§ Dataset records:
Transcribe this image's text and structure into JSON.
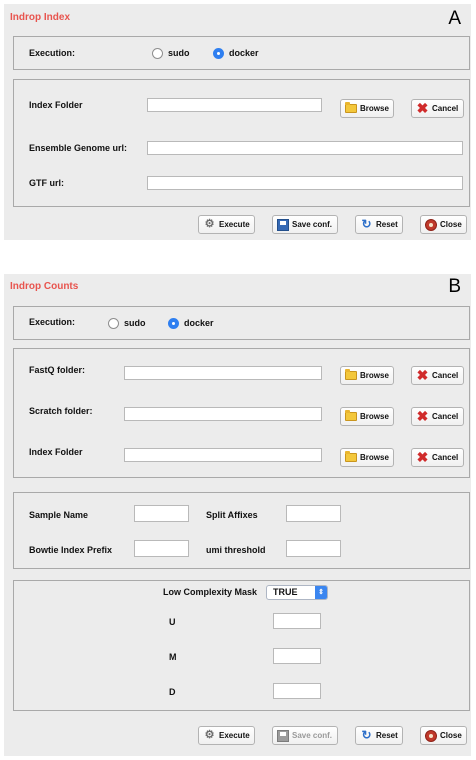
{
  "panelA": {
    "label": "A",
    "title": "Indrop Index",
    "execution": {
      "label": "Execution:",
      "options": [
        "sudo",
        "docker"
      ],
      "selected": "docker"
    },
    "fields": {
      "index_folder": {
        "label": "Index Folder",
        "value": ""
      },
      "ensemble_url": {
        "label": "Ensemble Genome url:",
        "value": ""
      },
      "gtf_url": {
        "label": "GTF url:",
        "value": ""
      }
    },
    "buttons": {
      "browse": "Browse",
      "cancel": "Cancel",
      "execute": "Execute",
      "save": "Save conf.",
      "reset": "Reset",
      "close": "Close"
    }
  },
  "panelB": {
    "label": "B",
    "title": "Indrop Counts",
    "execution": {
      "label": "Execution:",
      "options": [
        "sudo",
        "docker"
      ],
      "selected": "docker"
    },
    "folders": [
      {
        "label": "FastQ  folder:",
        "value": ""
      },
      {
        "label": "Scratch folder:",
        "value": ""
      },
      {
        "label": "Index Folder",
        "value": ""
      }
    ],
    "params": {
      "sample_name": "Sample Name",
      "split_affixes": "Split Affixes",
      "bowtie_prefix": "Bowtie Index Prefix",
      "umi_threshold": "umi threshold"
    },
    "mask": {
      "label": "Low Complexity Mask",
      "value": "TRUE"
    },
    "umd": [
      "U",
      "M",
      "D"
    ],
    "buttons": {
      "browse": "Browse",
      "cancel": "Cancel",
      "execute": "Execute",
      "save": "Save conf.",
      "reset": "Reset",
      "close": "Close"
    }
  },
  "icons": {
    "browse": "folder-icon",
    "cancel": "x-icon",
    "execute": "execute-icon",
    "save": "save-icon",
    "reset": "reset-icon",
    "close": "close-icon"
  },
  "colors": {
    "title": "#e8544e",
    "radio_selected": "#2f7ff0",
    "panel_bg": "#ececec"
  }
}
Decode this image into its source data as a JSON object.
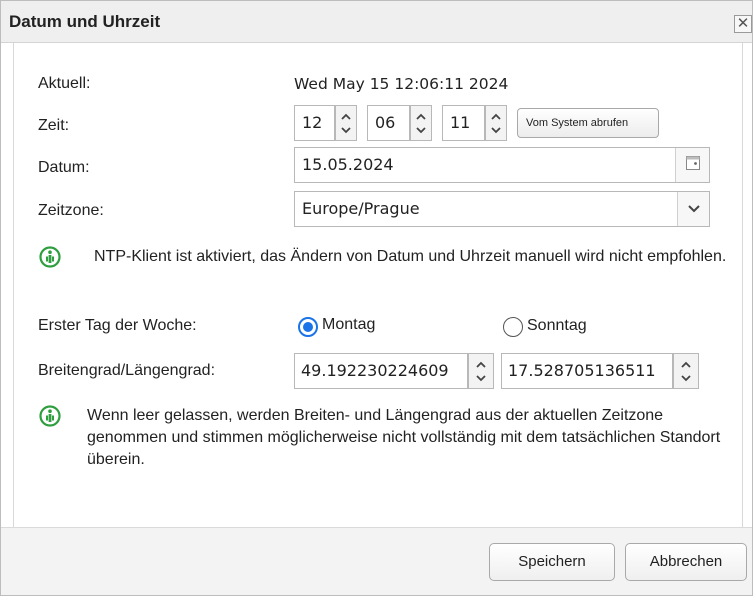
{
  "dialog": {
    "title": "Datum und Uhrzeit",
    "close_symbol": "✕"
  },
  "form": {
    "current_label": "Aktuell:",
    "current_value": "Wed May 15 12:06:11 2024",
    "time_label": "Zeit:",
    "time_hours": "12",
    "time_minutes": "06",
    "time_seconds": "11",
    "sync_button_label": "Vom System abrufen",
    "date_label": "Datum:",
    "date_value": "15.05.2024",
    "timezone_label": "Zeitzone:",
    "timezone_value": "Europe/Prague",
    "ntp_notice": "NTP-Klient ist aktiviert, das Ändern von Datum und Uhrzeit manuell wird nicht empfohlen.",
    "first_day_label": "Erster Tag der Woche:",
    "first_day_options": [
      {
        "label": "Montag",
        "checked": true
      },
      {
        "label": "Sonntag",
        "checked": false
      }
    ],
    "latlon_label": "Breitengrad/Längengrad:",
    "latitude_value": "49.192230224609",
    "longitude_value": "17.528705136511",
    "latlon_notice": "Wenn leer gelassen, werden Breiten- und Längengrad aus der aktuellen Zeitzone genommen und stimmen möglicherweise nicht vollständig mit dem tatsächlichen Standort überein."
  },
  "footer": {
    "save_label": "Speichern",
    "cancel_label": "Abbrechen"
  },
  "icons": {
    "info": "info-icon",
    "spin_up": "chevron-up-icon",
    "spin_down": "chevron-down-icon",
    "calendar": "calendar-icon",
    "dropdown": "chevron-down-icon",
    "close": "close-icon"
  },
  "colors": {
    "info_icon": "#2e9e3e",
    "radio_accent": "#1a73e8",
    "titlebar_bg": "#efefef",
    "footer_bg": "#f3f3f3"
  }
}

§ The task: Each entry above should be reproduced exactly, with the pictures removed.

§ Result for this exercise:
Transcribe this image's text and structure into JSON.
{
  "panelA": {
    "label": "A",
    "title": "Indrop Index",
    "execution": {
      "label": "Execution:",
      "options": [
        "sudo",
        "docker"
      ],
      "selected": "docker"
    },
    "fields": {
      "index_folder": {
        "label": "Index Folder",
        "value": ""
      },
      "ensemble_url": {
        "label": "Ensemble Genome url:",
        "value": ""
      },
      "gtf_url": {
        "label": "GTF url:",
        "value": ""
      }
    },
    "buttons": {
      "browse": "Browse",
      "cancel": "Cancel",
      "execute": "Execute",
      "save": "Save conf.",
      "reset": "Reset",
      "close": "Close"
    }
  },
  "panelB": {
    "label": "B",
    "title": "Indrop Counts",
    "execution": {
      "label": "Execution:",
      "options": [
        "sudo",
        "docker"
      ],
      "selected": "docker"
    },
    "folders": [
      {
        "label": "FastQ  folder:",
        "value": ""
      },
      {
        "label": "Scratch folder:",
        "value": ""
      },
      {
        "label": "Index Folder",
        "value": ""
      }
    ],
    "params": {
      "sample_name": "Sample Name",
      "split_affixes": "Split Affixes",
      "bowtie_prefix": "Bowtie Index Prefix",
      "umi_threshold": "umi threshold"
    },
    "mask": {
      "label": "Low Complexity Mask",
      "value": "TRUE"
    },
    "umd": [
      "U",
      "M",
      "D"
    ],
    "buttons": {
      "browse": "Browse",
      "cancel": "Cancel",
      "execute": "Execute",
      "save": "Save conf.",
      "reset": "Reset",
      "close": "Close"
    }
  },
  "icons": {
    "browse": "folder-icon",
    "cancel": "x-icon",
    "execute": "execute-icon",
    "save": "save-icon",
    "reset": "reset-icon",
    "close": "close-icon"
  },
  "colors": {
    "title": "#e8544e",
    "radio_selected": "#2f7ff0",
    "panel_bg": "#ececec"
  }
}
Decode this image into its source data as a JSON object.
{
  "dialog": {
    "title": "Datum und Uhrzeit",
    "close_symbol": "✕"
  },
  "form": {
    "current_label": "Aktuell:",
    "current_value": "Wed May 15 12:06:11 2024",
    "time_label": "Zeit:",
    "time_hours": "12",
    "time_minutes": "06",
    "time_seconds": "11",
    "sync_button_label": "Vom System abrufen",
    "date_label": "Datum:",
    "date_value": "15.05.2024",
    "timezone_label": "Zeitzone:",
    "timezone_value": "Europe/Prague",
    "ntp_notice": "NTP-Klient ist aktiviert, das Ändern von Datum und Uhrzeit manuell wird nicht empfohlen.",
    "first_day_label": "Erster Tag der Woche:",
    "first_day_options": [
      {
        "label": "Montag",
        "checked": true
      },
      {
        "label": "Sonntag",
        "checked": false
      }
    ],
    "latlon_label": "Breitengrad/Längengrad:",
    "latitude_value": "49.192230224609",
    "longitude_value": "17.528705136511",
    "latlon_notice": "Wenn leer gelassen, werden Breiten- und Längengrad aus der aktuellen Zeitzone genommen und stimmen möglicherweise nicht vollständig mit dem tatsächlichen Standort überein."
  },
  "footer": {
    "save_label": "Speichern",
    "cancel_label": "Abbrechen"
  },
  "icons": {
    "info": "info-icon",
    "spin_up": "chevron-up-icon",
    "spin_down": "chevron-down-icon",
    "calendar": "calendar-icon",
    "dropdown": "chevron-down-icon",
    "close": "close-icon"
  },
  "colors": {
    "info_icon": "#2e9e3e",
    "radio_accent": "#1a73e8",
    "titlebar_bg": "#efefef",
    "footer_bg": "#f3f3f3"
  }
}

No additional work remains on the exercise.